**Work to do:** Copy out the listing that follows, exact in every word, and skip the images.

═════ Records ═════

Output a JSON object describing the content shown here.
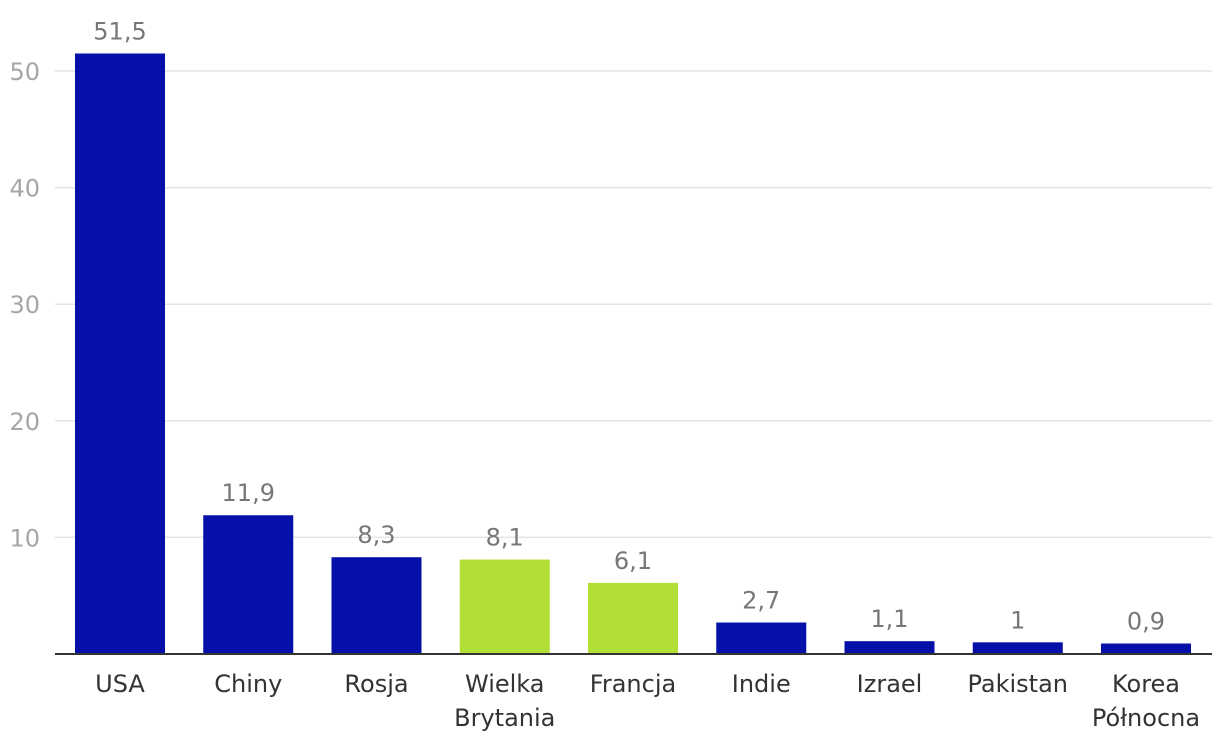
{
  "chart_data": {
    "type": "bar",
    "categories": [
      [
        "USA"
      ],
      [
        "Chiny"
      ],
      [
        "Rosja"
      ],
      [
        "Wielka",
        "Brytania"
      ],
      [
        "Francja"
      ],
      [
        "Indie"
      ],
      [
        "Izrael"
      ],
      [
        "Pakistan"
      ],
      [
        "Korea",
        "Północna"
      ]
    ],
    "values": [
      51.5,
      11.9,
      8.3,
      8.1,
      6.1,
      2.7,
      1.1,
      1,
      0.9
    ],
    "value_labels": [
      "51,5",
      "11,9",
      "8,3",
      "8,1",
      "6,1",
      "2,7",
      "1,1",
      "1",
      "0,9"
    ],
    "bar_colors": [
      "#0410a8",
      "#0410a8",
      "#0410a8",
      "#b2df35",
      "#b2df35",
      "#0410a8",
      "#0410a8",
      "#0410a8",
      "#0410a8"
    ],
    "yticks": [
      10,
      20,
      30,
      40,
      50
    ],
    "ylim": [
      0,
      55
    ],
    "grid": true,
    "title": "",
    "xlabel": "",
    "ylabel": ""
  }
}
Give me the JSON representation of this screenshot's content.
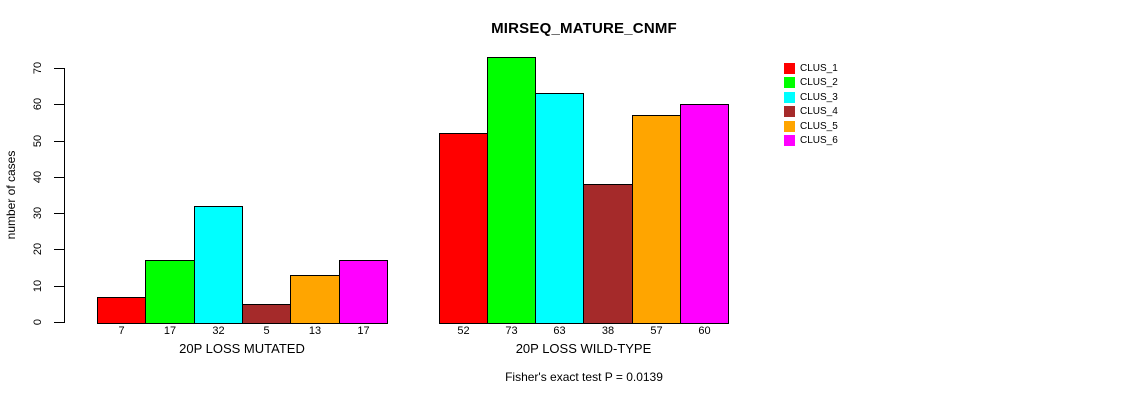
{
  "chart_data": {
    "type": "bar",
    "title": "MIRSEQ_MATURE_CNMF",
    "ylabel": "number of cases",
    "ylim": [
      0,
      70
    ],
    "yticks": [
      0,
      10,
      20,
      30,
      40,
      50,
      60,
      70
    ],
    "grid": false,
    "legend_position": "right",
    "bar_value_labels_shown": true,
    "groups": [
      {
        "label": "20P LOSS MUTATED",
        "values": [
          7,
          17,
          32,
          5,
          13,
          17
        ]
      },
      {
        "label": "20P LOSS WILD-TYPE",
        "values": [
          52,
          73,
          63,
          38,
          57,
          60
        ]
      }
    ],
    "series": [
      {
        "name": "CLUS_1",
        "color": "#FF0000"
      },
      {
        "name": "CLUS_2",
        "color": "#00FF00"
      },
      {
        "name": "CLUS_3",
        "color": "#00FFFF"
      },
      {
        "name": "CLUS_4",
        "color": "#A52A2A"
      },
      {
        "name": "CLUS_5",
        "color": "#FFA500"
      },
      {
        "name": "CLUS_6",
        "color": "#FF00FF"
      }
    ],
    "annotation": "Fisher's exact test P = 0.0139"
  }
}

═════

**Result for this task:**
Output a JSON object describing the content shown here.
{
  "chart_data": {
    "type": "bar",
    "categories": [
      [
        "USA"
      ],
      [
        "Chiny"
      ],
      [
        "Rosja"
      ],
      [
        "Wielka",
        "Brytania"
      ],
      [
        "Francja"
      ],
      [
        "Indie"
      ],
      [
        "Izrael"
      ],
      [
        "Pakistan"
      ],
      [
        "Korea",
        "Północna"
      ]
    ],
    "values": [
      51.5,
      11.9,
      8.3,
      8.1,
      6.1,
      2.7,
      1.1,
      1,
      0.9
    ],
    "value_labels": [
      "51,5",
      "11,9",
      "8,3",
      "8,1",
      "6,1",
      "2,7",
      "1,1",
      "1",
      "0,9"
    ],
    "bar_colors": [
      "#0410a8",
      "#0410a8",
      "#0410a8",
      "#b2df35",
      "#b2df35",
      "#0410a8",
      "#0410a8",
      "#0410a8",
      "#0410a8"
    ],
    "yticks": [
      10,
      20,
      30,
      40,
      50
    ],
    "ylim": [
      0,
      55
    ],
    "grid": true,
    "title": "",
    "xlabel": "",
    "ylabel": ""
  }
}
Give me the JSON representation of this screenshot's content.
{
  "chart_data": {
    "type": "bar",
    "title": "MIRSEQ_MATURE_CNMF",
    "ylabel": "number of cases",
    "ylim": [
      0,
      70
    ],
    "yticks": [
      0,
      10,
      20,
      30,
      40,
      50,
      60,
      70
    ],
    "grid": false,
    "legend_position": "right",
    "bar_value_labels_shown": true,
    "groups": [
      {
        "label": "20P LOSS MUTATED",
        "values": [
          7,
          17,
          32,
          5,
          13,
          17
        ]
      },
      {
        "label": "20P LOSS WILD-TYPE",
        "values": [
          52,
          73,
          63,
          38,
          57,
          60
        ]
      }
    ],
    "series": [
      {
        "name": "CLUS_1",
        "color": "#FF0000"
      },
      {
        "name": "CLUS_2",
        "color": "#00FF00"
      },
      {
        "name": "CLUS_3",
        "color": "#00FFFF"
      },
      {
        "name": "CLUS_4",
        "color": "#A52A2A"
      },
      {
        "name": "CLUS_5",
        "color": "#FFA500"
      },
      {
        "name": "CLUS_6",
        "color": "#FF00FF"
      }
    ],
    "annotation": "Fisher's exact test P = 0.0139"
  }
}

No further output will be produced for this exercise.